Task directions: Locate all lines with the word "client" and copy them out.

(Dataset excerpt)
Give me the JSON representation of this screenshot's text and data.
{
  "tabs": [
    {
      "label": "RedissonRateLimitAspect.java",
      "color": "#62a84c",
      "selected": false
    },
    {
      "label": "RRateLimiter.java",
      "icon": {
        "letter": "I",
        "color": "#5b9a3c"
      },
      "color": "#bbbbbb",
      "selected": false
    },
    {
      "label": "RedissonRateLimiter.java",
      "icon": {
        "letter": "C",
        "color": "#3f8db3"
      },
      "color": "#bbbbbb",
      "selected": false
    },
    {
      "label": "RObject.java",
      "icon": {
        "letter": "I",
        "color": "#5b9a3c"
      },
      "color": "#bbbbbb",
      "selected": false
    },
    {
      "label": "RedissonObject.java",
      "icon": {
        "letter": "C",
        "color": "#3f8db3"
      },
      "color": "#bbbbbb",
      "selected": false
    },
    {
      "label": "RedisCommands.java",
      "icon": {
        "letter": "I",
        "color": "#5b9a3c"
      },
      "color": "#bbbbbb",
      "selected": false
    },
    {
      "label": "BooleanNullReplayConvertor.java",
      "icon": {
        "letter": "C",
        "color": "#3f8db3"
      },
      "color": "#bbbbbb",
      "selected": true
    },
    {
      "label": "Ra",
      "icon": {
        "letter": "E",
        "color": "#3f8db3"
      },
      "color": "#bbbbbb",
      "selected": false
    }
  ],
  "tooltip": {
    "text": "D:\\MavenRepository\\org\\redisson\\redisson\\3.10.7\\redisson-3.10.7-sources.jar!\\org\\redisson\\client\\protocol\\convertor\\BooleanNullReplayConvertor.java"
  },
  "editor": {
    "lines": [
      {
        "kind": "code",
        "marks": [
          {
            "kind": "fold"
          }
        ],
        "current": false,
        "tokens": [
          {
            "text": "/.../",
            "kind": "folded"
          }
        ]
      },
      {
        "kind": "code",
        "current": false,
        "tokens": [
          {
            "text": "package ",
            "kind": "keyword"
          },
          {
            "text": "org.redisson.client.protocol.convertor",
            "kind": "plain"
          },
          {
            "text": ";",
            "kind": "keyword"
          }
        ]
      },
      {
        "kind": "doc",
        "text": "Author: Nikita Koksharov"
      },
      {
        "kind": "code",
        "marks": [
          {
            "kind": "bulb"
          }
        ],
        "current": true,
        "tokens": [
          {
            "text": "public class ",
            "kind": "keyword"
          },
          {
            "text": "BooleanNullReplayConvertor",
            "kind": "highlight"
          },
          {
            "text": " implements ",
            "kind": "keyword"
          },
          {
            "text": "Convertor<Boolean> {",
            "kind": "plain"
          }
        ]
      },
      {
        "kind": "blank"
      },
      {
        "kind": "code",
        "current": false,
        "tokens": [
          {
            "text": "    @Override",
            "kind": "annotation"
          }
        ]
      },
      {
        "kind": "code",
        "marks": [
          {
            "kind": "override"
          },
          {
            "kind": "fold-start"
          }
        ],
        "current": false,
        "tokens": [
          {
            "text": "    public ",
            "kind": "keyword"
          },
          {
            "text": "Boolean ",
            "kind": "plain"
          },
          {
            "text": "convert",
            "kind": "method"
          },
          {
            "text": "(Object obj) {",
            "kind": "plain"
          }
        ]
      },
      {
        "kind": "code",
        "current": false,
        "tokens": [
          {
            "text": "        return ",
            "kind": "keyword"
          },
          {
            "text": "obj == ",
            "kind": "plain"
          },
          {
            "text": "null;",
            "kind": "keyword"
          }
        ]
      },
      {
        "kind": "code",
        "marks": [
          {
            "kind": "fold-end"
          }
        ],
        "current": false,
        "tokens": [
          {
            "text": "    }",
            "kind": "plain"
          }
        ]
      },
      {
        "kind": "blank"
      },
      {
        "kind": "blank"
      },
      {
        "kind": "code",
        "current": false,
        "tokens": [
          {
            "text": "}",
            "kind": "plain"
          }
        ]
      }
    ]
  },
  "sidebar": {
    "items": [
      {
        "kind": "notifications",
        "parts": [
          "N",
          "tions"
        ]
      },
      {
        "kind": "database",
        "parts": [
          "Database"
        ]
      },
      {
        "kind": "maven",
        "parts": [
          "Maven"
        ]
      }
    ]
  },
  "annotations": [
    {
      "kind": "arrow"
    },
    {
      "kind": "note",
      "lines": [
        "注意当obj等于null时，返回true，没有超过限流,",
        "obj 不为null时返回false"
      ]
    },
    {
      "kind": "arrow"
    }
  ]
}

Expected output:
    "text": "D:\\MavenRepository\\org\\redisson\\redisson\\3.10.7\\redisson-3.10.7-sources.jar!\\org\\redisson\\client\\protocol\\convertor\\BooleanNullReplayConvertor.java"
            "text": "org.redisson.client.protocol.convertor",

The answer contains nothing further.